• _WHAT THE TASK REQUIRES_
List all lines of the data that include the string "ffffff".

[Structured figure records]
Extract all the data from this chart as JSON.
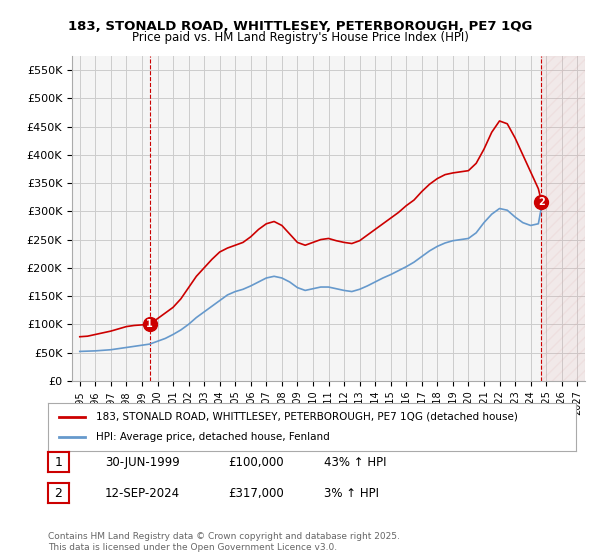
{
  "title": "183, STONALD ROAD, WHITTLESEY, PETERBOROUGH, PE7 1QG",
  "subtitle": "Price paid vs. HM Land Registry's House Price Index (HPI)",
  "legend_line1": "183, STONALD ROAD, WHITTLESEY, PETERBOROUGH, PE7 1QG (detached house)",
  "legend_line2": "HPI: Average price, detached house, Fenland",
  "transaction1_label": "1",
  "transaction1_date": "30-JUN-1999",
  "transaction1_price": "£100,000",
  "transaction1_hpi": "43% ↑ HPI",
  "transaction2_label": "2",
  "transaction2_date": "12-SEP-2024",
  "transaction2_price": "£317,000",
  "transaction2_hpi": "3% ↑ HPI",
  "copyright": "Contains HM Land Registry data © Crown copyright and database right 2025.\nThis data is licensed under the Open Government Licence v3.0.",
  "line_color_red": "#cc0000",
  "line_color_blue": "#6699cc",
  "grid_color": "#cccccc",
  "background_color": "#ffffff",
  "plot_bg_color": "#f5f5f5",
  "ylim": [
    0,
    575000
  ],
  "yticks": [
    0,
    50000,
    100000,
    150000,
    200000,
    250000,
    300000,
    350000,
    400000,
    450000,
    500000,
    550000
  ],
  "ytick_labels": [
    "£0",
    "£50K",
    "£100K",
    "£150K",
    "£200K",
    "£250K",
    "£300K",
    "£350K",
    "£400K",
    "£450K",
    "£500K",
    "£550K"
  ],
  "xlim_start": 1994.5,
  "xlim_end": 2027.5,
  "marker1_x": 1999.5,
  "marker1_y": 100000,
  "marker2_x": 2024.7,
  "marker2_y": 317000,
  "vline1_x": 1999.5,
  "vline2_x": 2024.7,
  "red_x": [
    1995,
    1995.5,
    1996,
    1996.5,
    1997,
    1997.5,
    1998,
    1998.5,
    1999,
    1999.5,
    2000,
    2000.5,
    2001,
    2001.5,
    2002,
    2002.5,
    2003,
    2003.5,
    2004,
    2004.5,
    2005,
    2005.5,
    2006,
    2006.5,
    2007,
    2007.5,
    2008,
    2008.5,
    2009,
    2009.5,
    2010,
    2010.5,
    2011,
    2011.5,
    2012,
    2012.5,
    2013,
    2013.5,
    2014,
    2014.5,
    2015,
    2015.5,
    2016,
    2016.5,
    2017,
    2017.5,
    2018,
    2018.5,
    2019,
    2019.5,
    2020,
    2020.5,
    2021,
    2021.5,
    2022,
    2022.5,
    2023,
    2023.5,
    2024,
    2024.5,
    2024.7
  ],
  "red_y": [
    78000,
    79000,
    82000,
    85000,
    88000,
    92000,
    96000,
    98000,
    99000,
    100000,
    110000,
    120000,
    130000,
    145000,
    165000,
    185000,
    200000,
    215000,
    228000,
    235000,
    240000,
    245000,
    255000,
    268000,
    278000,
    282000,
    275000,
    260000,
    245000,
    240000,
    245000,
    250000,
    252000,
    248000,
    245000,
    243000,
    248000,
    258000,
    268000,
    278000,
    288000,
    298000,
    310000,
    320000,
    335000,
    348000,
    358000,
    365000,
    368000,
    370000,
    372000,
    385000,
    410000,
    440000,
    460000,
    455000,
    430000,
    400000,
    370000,
    340000,
    317000
  ],
  "blue_x": [
    1995,
    1995.5,
    1996,
    1996.5,
    1997,
    1997.5,
    1998,
    1998.5,
    1999,
    1999.5,
    2000,
    2000.5,
    2001,
    2001.5,
    2002,
    2002.5,
    2003,
    2003.5,
    2004,
    2004.5,
    2005,
    2005.5,
    2006,
    2006.5,
    2007,
    2007.5,
    2008,
    2008.5,
    2009,
    2009.5,
    2010,
    2010.5,
    2011,
    2011.5,
    2012,
    2012.5,
    2013,
    2013.5,
    2014,
    2014.5,
    2015,
    2015.5,
    2016,
    2016.5,
    2017,
    2017.5,
    2018,
    2018.5,
    2019,
    2019.5,
    2020,
    2020.5,
    2021,
    2021.5,
    2022,
    2022.5,
    2023,
    2023.5,
    2024,
    2024.5,
    2024.7
  ],
  "blue_y": [
    52000,
    52500,
    53000,
    54000,
    55000,
    57000,
    59000,
    61000,
    63000,
    65000,
    70000,
    75000,
    82000,
    90000,
    100000,
    112000,
    122000,
    132000,
    142000,
    152000,
    158000,
    162000,
    168000,
    175000,
    182000,
    185000,
    182000,
    175000,
    165000,
    160000,
    163000,
    166000,
    166000,
    163000,
    160000,
    158000,
    162000,
    168000,
    175000,
    182000,
    188000,
    195000,
    202000,
    210000,
    220000,
    230000,
    238000,
    244000,
    248000,
    250000,
    252000,
    262000,
    280000,
    295000,
    305000,
    302000,
    290000,
    280000,
    275000,
    278000,
    308000
  ]
}
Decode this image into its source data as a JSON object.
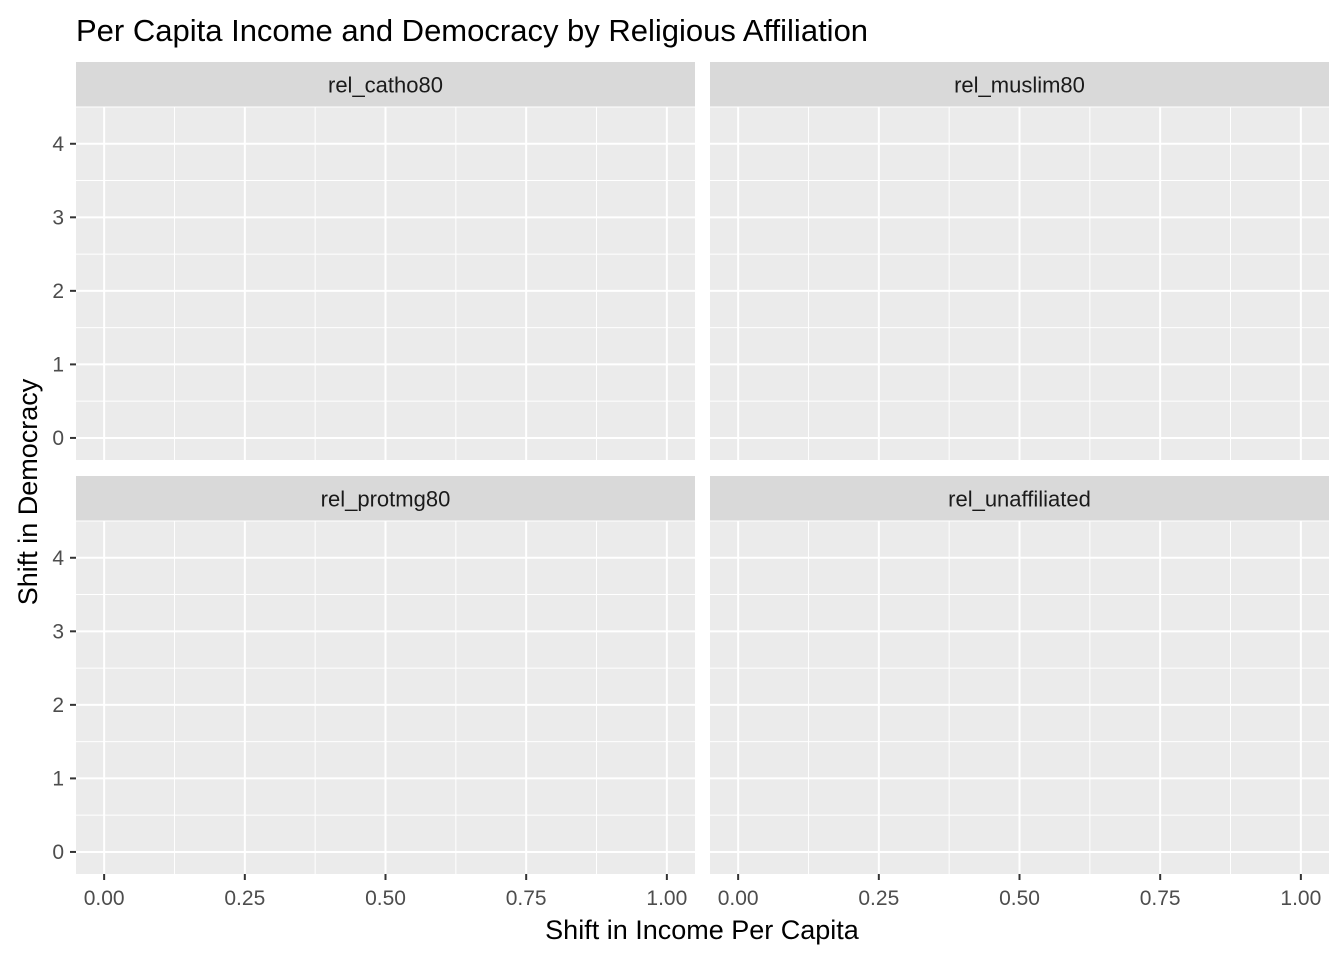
{
  "chart_data": {
    "type": "scatter",
    "title": "Per Capita Income and Democracy by Religious Affiliation",
    "xlabel": "Shift in Income Per Capita",
    "ylabel": "Shift in Democracy",
    "facets": [
      {
        "label": "rel_catho80",
        "points": []
      },
      {
        "label": "rel_muslim80",
        "points": []
      },
      {
        "label": "rel_protmg80",
        "points": []
      },
      {
        "label": "rel_unaffiliated",
        "points": []
      }
    ],
    "xlim": [
      -0.05,
      1.05
    ],
    "ylim": [
      -0.3,
      4.5
    ],
    "x_ticks": [
      0,
      0.25,
      0.5,
      0.75,
      1
    ],
    "x_tick_labels": [
      "0.00",
      "0.25",
      "0.50",
      "0.75",
      "1.00"
    ],
    "y_ticks": [
      0,
      1,
      2,
      3,
      4
    ],
    "y_tick_labels": [
      "0",
      "1",
      "2",
      "3",
      "4"
    ],
    "grid": true,
    "panel_background": "#ebebeb",
    "strip_background": "#d9d9d9",
    "grid_color": "#ffffff"
  }
}
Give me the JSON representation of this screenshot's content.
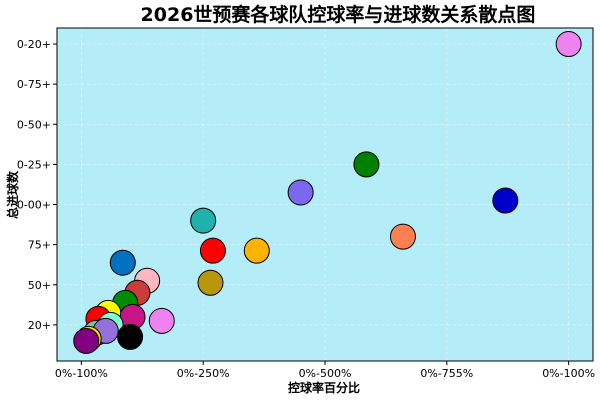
{
  "chart_data": {
    "type": "scatter",
    "title": "2026世预赛各球队控球率与进球数关系散点图",
    "xlabel": "控球率百分比",
    "ylabel": "总进球数",
    "background": "#b4ecf7",
    "grid": true,
    "x_ticks": [
      {
        "value": 0,
        "label": "0%-100%"
      },
      {
        "value": 25,
        "label": "0%-250%"
      },
      {
        "value": 50,
        "label": "0%-500%"
      },
      {
        "value": 75,
        "label": "0%-755%"
      },
      {
        "value": 100,
        "label": "0%-100%"
      }
    ],
    "y_ticks": [
      {
        "value": 1,
        "label": "20+"
      },
      {
        "value": 2,
        "label": "50+"
      },
      {
        "value": 3,
        "label": "75+"
      },
      {
        "value": 4,
        "label": "0-00+"
      },
      {
        "value": 5,
        "label": "0-25+"
      },
      {
        "value": 6,
        "label": "0-50+"
      },
      {
        "value": 7,
        "label": "0-75+"
      },
      {
        "value": 8,
        "label": "0-20+"
      }
    ],
    "xlim": [
      -5,
      105
    ],
    "ylim": [
      0.1,
      8.4
    ],
    "points": [
      {
        "x": 100,
        "y": 8.0,
        "color": "#ee82ee"
      },
      {
        "x": 87,
        "y": 4.1,
        "color": "#0000cd"
      },
      {
        "x": 58.5,
        "y": 5.0,
        "color": "#008000"
      },
      {
        "x": 45,
        "y": 4.3,
        "color": "#7b68ee"
      },
      {
        "x": 66,
        "y": 3.2,
        "color": "#ff7f50"
      },
      {
        "x": 25,
        "y": 3.6,
        "color": "#20b2aa"
      },
      {
        "x": 27,
        "y": 2.85,
        "color": "#ff0000"
      },
      {
        "x": 36,
        "y": 2.85,
        "color": "#ffb300"
      },
      {
        "x": 26.5,
        "y": 2.05,
        "color": "#b8960b"
      },
      {
        "x": 13.5,
        "y": 2.1,
        "color": "#ffb6c1"
      },
      {
        "x": 8.5,
        "y": 2.55,
        "color": "#0070c0"
      },
      {
        "x": 11.5,
        "y": 1.8,
        "color": "#cd3a3a"
      },
      {
        "x": 9,
        "y": 1.55,
        "color": "#008b00"
      },
      {
        "x": 16.5,
        "y": 1.1,
        "color": "#ee82ee"
      },
      {
        "x": 10.5,
        "y": 1.2,
        "color": "#c71585"
      },
      {
        "x": 5.5,
        "y": 1.3,
        "color": "#ffff00"
      },
      {
        "x": 3.5,
        "y": 1.15,
        "color": "#ff0000"
      },
      {
        "x": 6,
        "y": 1.0,
        "color": "#7fffd4"
      },
      {
        "x": 3,
        "y": 0.8,
        "color": "#66cdaa"
      },
      {
        "x": 5,
        "y": 0.85,
        "color": "#9370db"
      },
      {
        "x": 10,
        "y": 0.7,
        "color": "#000000"
      },
      {
        "x": 1.5,
        "y": 0.65,
        "color": "#ffd700"
      },
      {
        "x": 1,
        "y": 0.6,
        "color": "#800080"
      }
    ]
  }
}
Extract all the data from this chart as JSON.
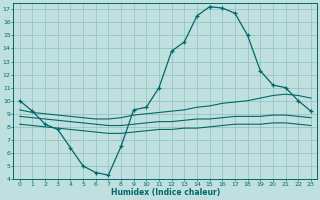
{
  "xlabel": "Humidex (Indice chaleur)",
  "bg_color": "#c0e0e0",
  "grid_color": "#90c0c0",
  "line_color": "#006868",
  "xlim": [
    -0.5,
    23.5
  ],
  "ylim": [
    4,
    17.5
  ],
  "xticks": [
    0,
    1,
    2,
    3,
    4,
    5,
    6,
    7,
    8,
    9,
    10,
    11,
    12,
    13,
    14,
    15,
    16,
    17,
    18,
    19,
    20,
    21,
    22,
    23
  ],
  "yticks": [
    4,
    5,
    6,
    7,
    8,
    9,
    10,
    11,
    12,
    13,
    14,
    15,
    16,
    17
  ],
  "line1_x": [
    0,
    1,
    2,
    3,
    4,
    5,
    6,
    7,
    8,
    9,
    10,
    11,
    12,
    13,
    14,
    15,
    16,
    17,
    18,
    19,
    20,
    21,
    22,
    23
  ],
  "line1_y": [
    10.0,
    9.2,
    8.2,
    7.8,
    6.4,
    5.0,
    4.5,
    4.3,
    6.5,
    9.3,
    9.5,
    11.0,
    13.8,
    14.5,
    16.5,
    17.2,
    17.1,
    16.7,
    15.0,
    12.3,
    11.2,
    11.0,
    10.0,
    9.2
  ],
  "line2_x": [
    0,
    1,
    2,
    3,
    4,
    5,
    6,
    7,
    8,
    9,
    10,
    11,
    12,
    13,
    14,
    15,
    16,
    17,
    18,
    19,
    20,
    21,
    22,
    23
  ],
  "line2_y": [
    9.3,
    9.1,
    9.0,
    8.9,
    8.8,
    8.7,
    8.6,
    8.6,
    8.7,
    8.9,
    9.0,
    9.1,
    9.2,
    9.3,
    9.5,
    9.6,
    9.8,
    9.9,
    10.0,
    10.2,
    10.4,
    10.5,
    10.4,
    10.2
  ],
  "line3_x": [
    0,
    1,
    2,
    3,
    4,
    5,
    6,
    7,
    8,
    9,
    10,
    11,
    12,
    13,
    14,
    15,
    16,
    17,
    18,
    19,
    20,
    21,
    22,
    23
  ],
  "line3_y": [
    8.8,
    8.7,
    8.6,
    8.5,
    8.4,
    8.3,
    8.2,
    8.1,
    8.1,
    8.2,
    8.3,
    8.4,
    8.4,
    8.5,
    8.6,
    8.6,
    8.7,
    8.8,
    8.8,
    8.8,
    8.9,
    8.9,
    8.8,
    8.7
  ],
  "line4_x": [
    0,
    1,
    2,
    3,
    4,
    5,
    6,
    7,
    8,
    9,
    10,
    11,
    12,
    13,
    14,
    15,
    16,
    17,
    18,
    19,
    20,
    21,
    22,
    23
  ],
  "line4_y": [
    8.2,
    8.1,
    8.0,
    7.9,
    7.8,
    7.7,
    7.6,
    7.5,
    7.5,
    7.6,
    7.7,
    7.8,
    7.8,
    7.9,
    7.9,
    8.0,
    8.1,
    8.2,
    8.2,
    8.2,
    8.3,
    8.3,
    8.2,
    8.1
  ]
}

• _WRITTEN SOLUTION_
  "background_color": "#ffffff",
    "grid_color": "#ffffff"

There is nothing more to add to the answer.